[begin INFORMATION PROVIDED]

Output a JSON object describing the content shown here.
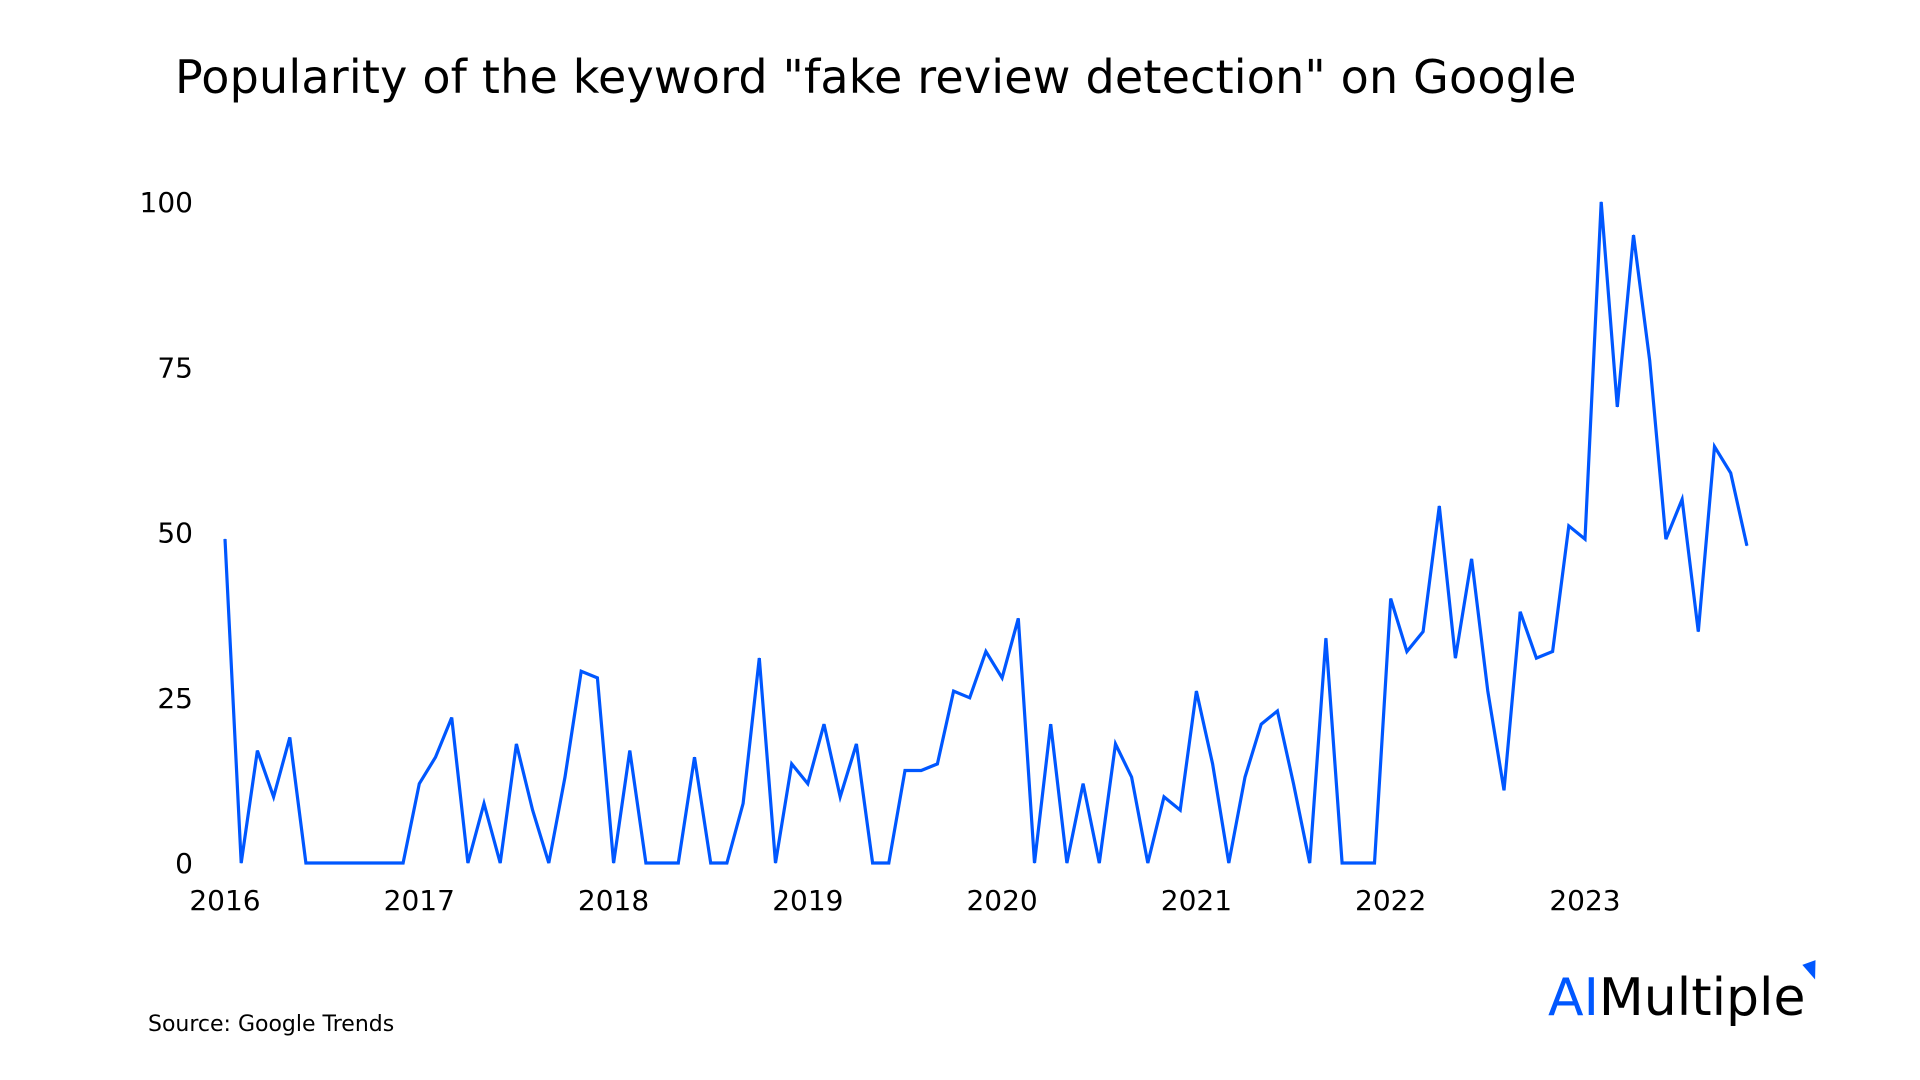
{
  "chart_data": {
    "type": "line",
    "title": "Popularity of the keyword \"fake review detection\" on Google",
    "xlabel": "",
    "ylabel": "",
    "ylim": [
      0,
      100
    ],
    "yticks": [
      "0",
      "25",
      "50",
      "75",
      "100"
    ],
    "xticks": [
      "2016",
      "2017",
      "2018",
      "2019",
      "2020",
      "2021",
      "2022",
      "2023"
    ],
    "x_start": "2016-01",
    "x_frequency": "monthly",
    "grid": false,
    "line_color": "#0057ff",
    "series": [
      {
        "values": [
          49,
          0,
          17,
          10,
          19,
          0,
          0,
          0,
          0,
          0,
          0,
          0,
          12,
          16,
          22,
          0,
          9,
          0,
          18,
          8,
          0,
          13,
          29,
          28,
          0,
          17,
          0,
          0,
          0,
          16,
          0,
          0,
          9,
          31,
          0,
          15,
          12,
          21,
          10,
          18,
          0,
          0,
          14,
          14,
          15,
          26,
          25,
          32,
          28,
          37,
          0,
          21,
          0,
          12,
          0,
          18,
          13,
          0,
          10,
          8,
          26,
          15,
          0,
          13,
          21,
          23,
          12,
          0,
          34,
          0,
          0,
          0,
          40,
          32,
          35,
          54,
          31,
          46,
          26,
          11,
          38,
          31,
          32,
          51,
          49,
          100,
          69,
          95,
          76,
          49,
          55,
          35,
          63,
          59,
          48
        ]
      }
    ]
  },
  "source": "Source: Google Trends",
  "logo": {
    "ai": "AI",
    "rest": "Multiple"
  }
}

[end INFORMATION PROVIDED]
[begin INFORMATION PROVIDED]

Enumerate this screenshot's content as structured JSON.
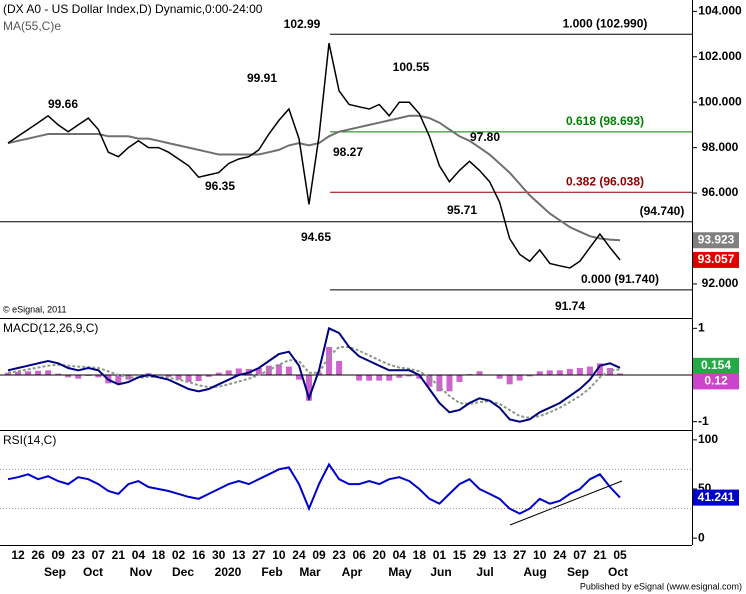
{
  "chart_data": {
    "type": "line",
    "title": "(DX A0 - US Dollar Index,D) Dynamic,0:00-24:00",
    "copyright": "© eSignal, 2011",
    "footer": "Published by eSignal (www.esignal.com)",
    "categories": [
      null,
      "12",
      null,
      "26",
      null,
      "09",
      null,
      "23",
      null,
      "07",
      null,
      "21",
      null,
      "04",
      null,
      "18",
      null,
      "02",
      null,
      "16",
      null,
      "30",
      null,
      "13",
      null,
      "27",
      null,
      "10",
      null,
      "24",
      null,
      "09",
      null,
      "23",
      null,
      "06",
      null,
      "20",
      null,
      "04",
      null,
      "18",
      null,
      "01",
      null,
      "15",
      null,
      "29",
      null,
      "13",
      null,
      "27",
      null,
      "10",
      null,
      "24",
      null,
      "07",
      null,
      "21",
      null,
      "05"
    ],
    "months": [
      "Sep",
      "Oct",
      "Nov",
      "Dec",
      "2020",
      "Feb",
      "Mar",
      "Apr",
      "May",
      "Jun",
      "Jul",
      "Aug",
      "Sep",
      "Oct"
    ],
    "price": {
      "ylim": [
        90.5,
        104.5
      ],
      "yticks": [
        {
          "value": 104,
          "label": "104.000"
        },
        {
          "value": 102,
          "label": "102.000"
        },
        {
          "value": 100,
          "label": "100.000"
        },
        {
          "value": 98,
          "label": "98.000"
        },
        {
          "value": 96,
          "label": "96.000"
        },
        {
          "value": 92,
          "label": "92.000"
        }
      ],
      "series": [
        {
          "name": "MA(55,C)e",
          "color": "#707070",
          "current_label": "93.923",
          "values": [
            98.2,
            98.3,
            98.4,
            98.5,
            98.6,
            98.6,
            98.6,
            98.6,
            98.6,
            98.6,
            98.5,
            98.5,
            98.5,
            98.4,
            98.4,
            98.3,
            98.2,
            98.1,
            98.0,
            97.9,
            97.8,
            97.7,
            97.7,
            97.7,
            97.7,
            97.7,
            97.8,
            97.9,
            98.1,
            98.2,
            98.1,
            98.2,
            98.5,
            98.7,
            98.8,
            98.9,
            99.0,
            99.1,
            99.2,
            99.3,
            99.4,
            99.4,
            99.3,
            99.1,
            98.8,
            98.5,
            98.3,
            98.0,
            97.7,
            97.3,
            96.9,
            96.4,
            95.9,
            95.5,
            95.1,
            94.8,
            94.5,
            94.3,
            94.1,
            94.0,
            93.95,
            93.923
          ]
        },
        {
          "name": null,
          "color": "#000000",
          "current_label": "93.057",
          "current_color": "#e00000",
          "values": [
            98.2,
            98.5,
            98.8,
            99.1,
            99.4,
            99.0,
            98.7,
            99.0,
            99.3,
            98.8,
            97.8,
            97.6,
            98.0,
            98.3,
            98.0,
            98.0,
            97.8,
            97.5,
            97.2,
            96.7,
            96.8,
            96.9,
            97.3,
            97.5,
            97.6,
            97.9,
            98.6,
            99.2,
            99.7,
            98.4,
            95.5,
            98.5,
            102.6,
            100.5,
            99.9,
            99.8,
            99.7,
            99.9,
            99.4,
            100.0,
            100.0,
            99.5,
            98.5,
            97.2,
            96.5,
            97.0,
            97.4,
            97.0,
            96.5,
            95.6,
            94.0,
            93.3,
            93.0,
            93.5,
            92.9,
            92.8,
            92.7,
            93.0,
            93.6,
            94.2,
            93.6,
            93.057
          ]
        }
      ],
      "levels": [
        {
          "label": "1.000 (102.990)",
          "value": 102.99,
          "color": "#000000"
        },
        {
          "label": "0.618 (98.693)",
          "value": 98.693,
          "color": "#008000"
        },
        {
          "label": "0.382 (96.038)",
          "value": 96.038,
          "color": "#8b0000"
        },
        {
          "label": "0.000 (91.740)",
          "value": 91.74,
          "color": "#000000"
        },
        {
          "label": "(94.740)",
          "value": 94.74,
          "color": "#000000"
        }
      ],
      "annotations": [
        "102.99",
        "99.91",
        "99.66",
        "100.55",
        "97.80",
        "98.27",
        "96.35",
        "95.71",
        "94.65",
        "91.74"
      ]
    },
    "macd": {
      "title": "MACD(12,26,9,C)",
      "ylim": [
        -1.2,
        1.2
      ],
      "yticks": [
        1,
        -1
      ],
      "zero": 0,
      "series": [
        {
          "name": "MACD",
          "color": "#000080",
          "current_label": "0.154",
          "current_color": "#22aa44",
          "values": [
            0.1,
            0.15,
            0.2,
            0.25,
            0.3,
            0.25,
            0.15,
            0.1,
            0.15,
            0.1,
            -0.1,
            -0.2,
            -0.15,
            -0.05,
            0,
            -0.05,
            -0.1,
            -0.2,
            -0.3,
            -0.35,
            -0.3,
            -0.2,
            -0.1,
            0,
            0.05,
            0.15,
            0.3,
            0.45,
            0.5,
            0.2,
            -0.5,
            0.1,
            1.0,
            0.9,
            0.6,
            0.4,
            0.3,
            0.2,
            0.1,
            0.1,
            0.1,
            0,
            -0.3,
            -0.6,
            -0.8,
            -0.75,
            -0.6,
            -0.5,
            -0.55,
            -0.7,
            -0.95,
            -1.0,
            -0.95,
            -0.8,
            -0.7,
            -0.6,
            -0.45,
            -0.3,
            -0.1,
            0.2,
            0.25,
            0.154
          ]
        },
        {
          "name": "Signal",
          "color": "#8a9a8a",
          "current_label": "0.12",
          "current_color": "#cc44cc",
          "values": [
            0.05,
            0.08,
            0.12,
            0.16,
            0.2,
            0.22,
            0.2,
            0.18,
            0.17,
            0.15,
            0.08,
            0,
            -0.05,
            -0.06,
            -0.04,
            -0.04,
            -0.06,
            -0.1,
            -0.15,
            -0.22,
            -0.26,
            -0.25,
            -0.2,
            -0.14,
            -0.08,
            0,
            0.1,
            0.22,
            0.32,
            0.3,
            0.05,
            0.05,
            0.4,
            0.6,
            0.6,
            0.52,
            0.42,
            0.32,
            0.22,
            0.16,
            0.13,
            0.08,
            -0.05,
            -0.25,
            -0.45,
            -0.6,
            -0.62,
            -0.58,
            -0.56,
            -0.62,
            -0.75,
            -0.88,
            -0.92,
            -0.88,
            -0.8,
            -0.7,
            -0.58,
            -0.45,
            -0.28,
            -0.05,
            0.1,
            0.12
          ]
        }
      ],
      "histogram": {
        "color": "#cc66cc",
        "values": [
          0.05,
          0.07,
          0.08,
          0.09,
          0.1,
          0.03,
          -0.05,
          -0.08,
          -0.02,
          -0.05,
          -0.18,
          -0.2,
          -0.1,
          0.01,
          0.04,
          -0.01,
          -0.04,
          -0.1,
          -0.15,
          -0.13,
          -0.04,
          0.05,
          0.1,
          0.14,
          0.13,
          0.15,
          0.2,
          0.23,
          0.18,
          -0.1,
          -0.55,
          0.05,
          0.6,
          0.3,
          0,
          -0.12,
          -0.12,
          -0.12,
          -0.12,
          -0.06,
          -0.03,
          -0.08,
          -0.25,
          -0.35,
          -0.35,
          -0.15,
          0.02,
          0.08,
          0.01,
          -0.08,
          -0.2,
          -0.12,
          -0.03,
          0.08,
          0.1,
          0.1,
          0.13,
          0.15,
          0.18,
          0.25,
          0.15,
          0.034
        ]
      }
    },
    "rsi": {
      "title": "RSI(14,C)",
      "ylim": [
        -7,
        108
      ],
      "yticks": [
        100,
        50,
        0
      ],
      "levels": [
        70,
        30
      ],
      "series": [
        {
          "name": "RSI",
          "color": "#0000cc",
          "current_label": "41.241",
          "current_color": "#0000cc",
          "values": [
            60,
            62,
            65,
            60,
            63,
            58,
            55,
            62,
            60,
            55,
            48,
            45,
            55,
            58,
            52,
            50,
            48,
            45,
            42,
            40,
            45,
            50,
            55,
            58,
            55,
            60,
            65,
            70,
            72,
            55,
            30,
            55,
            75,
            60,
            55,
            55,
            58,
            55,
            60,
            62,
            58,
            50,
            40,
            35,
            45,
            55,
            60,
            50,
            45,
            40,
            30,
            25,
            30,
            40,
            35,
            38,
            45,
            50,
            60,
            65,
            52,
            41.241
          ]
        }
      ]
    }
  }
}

[end INFORMATION PROVIDED]

GIVEN PROBLEM: Locate each line with the word "content" and copy it.

TASK RESPONSE:
Output a JSON object describing the content shown here.
Enumerate this screenshot's content as structured JSON.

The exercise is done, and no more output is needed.